**Work required**: Filter for the word "zniszczeniu" and keep each matching line.

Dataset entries
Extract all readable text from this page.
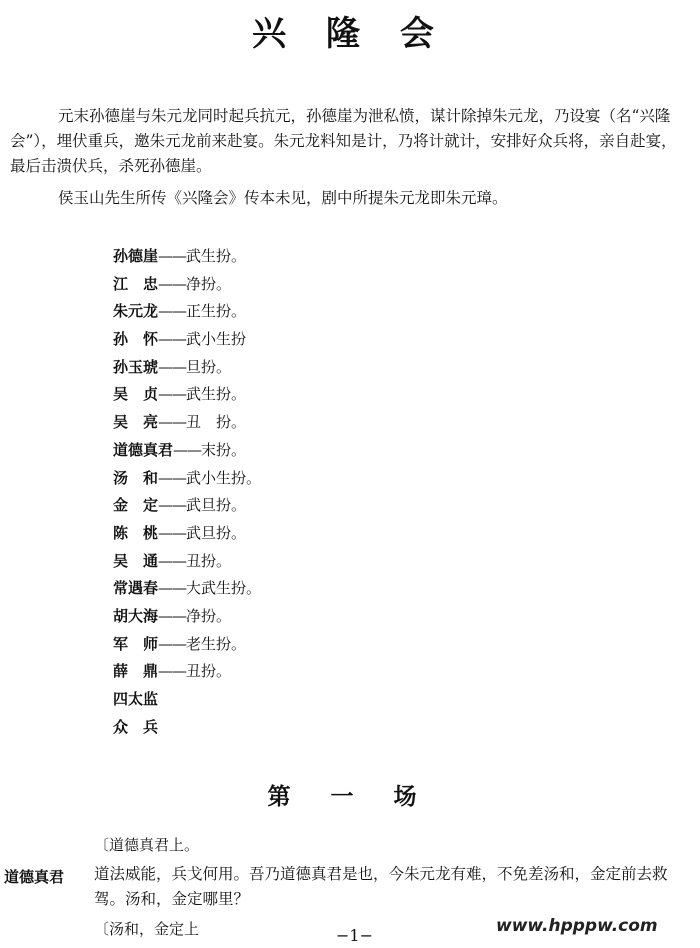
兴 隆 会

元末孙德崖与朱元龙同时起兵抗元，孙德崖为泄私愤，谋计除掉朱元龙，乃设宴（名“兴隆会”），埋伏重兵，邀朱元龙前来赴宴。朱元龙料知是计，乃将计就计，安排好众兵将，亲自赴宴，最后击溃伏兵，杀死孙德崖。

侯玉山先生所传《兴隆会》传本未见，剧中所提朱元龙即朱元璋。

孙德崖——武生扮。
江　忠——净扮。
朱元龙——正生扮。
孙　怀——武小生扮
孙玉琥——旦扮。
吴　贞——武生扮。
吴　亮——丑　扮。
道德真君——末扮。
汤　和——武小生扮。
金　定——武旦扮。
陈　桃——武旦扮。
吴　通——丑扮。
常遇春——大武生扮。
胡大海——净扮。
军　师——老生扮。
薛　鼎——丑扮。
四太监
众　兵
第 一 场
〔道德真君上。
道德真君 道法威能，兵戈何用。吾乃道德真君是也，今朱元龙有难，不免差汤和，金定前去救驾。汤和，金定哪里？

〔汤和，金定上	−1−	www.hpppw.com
---
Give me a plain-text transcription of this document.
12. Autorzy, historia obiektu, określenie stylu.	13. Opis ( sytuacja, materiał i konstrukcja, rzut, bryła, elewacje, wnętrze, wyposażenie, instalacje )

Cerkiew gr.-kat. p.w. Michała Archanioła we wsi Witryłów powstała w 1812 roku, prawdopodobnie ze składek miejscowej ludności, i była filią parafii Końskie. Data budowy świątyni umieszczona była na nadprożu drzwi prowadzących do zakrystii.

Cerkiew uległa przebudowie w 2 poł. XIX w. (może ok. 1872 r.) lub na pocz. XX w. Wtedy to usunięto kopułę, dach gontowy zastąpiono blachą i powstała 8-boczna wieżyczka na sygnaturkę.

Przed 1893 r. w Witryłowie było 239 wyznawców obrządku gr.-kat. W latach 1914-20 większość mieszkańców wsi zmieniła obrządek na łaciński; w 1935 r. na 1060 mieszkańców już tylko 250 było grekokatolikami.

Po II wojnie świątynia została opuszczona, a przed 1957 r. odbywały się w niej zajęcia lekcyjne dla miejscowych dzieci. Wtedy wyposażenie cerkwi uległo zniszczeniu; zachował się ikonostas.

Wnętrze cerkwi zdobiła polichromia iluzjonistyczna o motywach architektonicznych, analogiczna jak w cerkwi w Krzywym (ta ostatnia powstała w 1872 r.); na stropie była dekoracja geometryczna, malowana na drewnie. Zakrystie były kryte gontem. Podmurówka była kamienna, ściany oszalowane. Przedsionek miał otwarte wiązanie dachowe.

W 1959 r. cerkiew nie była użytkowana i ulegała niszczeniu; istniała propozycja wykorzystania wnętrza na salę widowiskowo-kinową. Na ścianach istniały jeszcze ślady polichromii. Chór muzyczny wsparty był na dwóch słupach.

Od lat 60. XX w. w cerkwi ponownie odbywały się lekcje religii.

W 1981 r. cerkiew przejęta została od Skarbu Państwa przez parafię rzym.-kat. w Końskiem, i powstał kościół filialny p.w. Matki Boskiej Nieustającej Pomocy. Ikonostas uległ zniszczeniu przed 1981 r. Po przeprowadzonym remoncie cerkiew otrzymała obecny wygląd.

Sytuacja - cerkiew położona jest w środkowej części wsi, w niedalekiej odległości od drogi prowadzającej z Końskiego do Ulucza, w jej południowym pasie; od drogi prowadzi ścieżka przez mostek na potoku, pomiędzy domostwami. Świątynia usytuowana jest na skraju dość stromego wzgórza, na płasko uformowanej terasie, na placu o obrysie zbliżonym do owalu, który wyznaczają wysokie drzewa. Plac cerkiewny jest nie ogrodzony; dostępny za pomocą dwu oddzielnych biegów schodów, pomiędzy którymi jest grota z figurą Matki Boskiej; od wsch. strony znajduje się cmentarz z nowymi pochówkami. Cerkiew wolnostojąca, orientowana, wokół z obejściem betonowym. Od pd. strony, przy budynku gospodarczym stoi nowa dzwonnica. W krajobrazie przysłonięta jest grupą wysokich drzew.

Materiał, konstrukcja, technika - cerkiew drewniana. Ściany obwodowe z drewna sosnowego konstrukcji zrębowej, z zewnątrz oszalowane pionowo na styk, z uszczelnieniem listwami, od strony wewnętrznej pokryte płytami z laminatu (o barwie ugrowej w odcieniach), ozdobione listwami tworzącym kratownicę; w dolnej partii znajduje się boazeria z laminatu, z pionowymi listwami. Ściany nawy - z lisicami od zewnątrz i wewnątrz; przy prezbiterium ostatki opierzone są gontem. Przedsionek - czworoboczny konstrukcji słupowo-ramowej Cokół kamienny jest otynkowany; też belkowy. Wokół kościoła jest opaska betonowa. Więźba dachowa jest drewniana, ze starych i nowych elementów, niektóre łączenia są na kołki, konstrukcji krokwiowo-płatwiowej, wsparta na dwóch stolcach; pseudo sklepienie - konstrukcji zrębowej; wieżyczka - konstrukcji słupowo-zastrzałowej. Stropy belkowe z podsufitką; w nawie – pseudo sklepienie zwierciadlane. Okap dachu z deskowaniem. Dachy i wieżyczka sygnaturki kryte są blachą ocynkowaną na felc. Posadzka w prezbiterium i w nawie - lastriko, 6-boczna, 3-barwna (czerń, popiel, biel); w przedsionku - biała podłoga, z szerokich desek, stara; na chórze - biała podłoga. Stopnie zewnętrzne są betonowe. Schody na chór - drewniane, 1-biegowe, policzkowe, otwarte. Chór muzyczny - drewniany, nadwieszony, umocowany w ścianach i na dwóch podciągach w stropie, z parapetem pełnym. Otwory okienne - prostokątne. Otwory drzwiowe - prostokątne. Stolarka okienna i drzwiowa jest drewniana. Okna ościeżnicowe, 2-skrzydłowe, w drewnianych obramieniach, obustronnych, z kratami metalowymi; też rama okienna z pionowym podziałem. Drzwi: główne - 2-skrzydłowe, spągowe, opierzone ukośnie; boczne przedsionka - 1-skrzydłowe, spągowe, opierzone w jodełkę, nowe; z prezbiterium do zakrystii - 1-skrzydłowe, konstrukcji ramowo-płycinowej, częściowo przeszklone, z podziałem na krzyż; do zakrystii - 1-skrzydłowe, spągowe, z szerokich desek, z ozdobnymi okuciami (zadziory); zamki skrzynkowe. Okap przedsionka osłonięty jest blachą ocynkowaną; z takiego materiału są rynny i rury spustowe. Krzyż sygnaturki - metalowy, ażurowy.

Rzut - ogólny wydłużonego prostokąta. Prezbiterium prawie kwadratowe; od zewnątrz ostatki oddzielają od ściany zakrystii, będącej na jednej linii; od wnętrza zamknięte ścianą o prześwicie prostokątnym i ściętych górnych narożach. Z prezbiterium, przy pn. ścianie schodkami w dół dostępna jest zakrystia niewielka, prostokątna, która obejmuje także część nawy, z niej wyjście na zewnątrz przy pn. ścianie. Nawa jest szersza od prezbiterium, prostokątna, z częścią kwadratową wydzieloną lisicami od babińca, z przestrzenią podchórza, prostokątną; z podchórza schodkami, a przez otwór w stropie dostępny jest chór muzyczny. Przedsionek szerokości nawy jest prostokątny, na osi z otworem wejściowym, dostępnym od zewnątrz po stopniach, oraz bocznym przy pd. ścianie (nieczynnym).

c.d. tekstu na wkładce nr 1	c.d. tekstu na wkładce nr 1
--
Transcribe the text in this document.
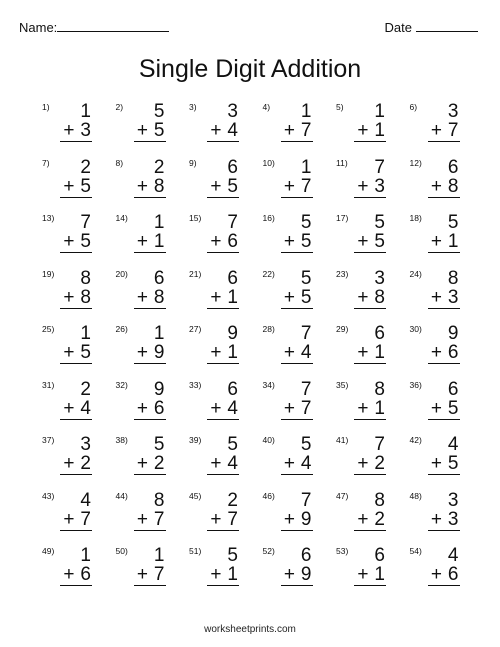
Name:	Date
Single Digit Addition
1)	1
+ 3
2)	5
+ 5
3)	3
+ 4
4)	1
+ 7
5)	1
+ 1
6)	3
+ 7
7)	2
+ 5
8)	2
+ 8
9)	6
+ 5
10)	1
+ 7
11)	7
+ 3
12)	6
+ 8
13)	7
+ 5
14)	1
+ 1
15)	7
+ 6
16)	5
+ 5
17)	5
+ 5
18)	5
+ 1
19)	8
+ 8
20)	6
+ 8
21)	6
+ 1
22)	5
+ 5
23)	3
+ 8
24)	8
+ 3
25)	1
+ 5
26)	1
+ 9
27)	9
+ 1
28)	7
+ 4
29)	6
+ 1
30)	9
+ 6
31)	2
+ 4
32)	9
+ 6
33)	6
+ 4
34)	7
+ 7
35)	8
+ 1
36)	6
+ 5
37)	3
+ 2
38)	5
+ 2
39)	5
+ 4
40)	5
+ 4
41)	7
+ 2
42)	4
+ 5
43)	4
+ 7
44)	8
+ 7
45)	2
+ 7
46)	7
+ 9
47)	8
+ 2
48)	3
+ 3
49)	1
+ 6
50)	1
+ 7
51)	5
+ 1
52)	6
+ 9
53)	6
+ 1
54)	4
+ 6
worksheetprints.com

**Response to this task**:
Po II wojnie świątynia została opuszczona, a przed 1957 r. odbywały się w niej zajęcia lekcyjne dla miejscowych dzieci. Wtedy wyposażenie cerkwi uległo zniszczeniu; zachował się ikonostas.
W 1981 r. cerkiew przejęta została od Skarbu Państwa przez parafię rzym.-kat. w Końskiem, i powstał kościół filialny p.w. Matki Boskiej Nieustającej Pomocy. Ikonostas uległ zniszczeniu przed 1981 r. Po przeprowadzonym remoncie cerkiew otrzymała obecny wygląd.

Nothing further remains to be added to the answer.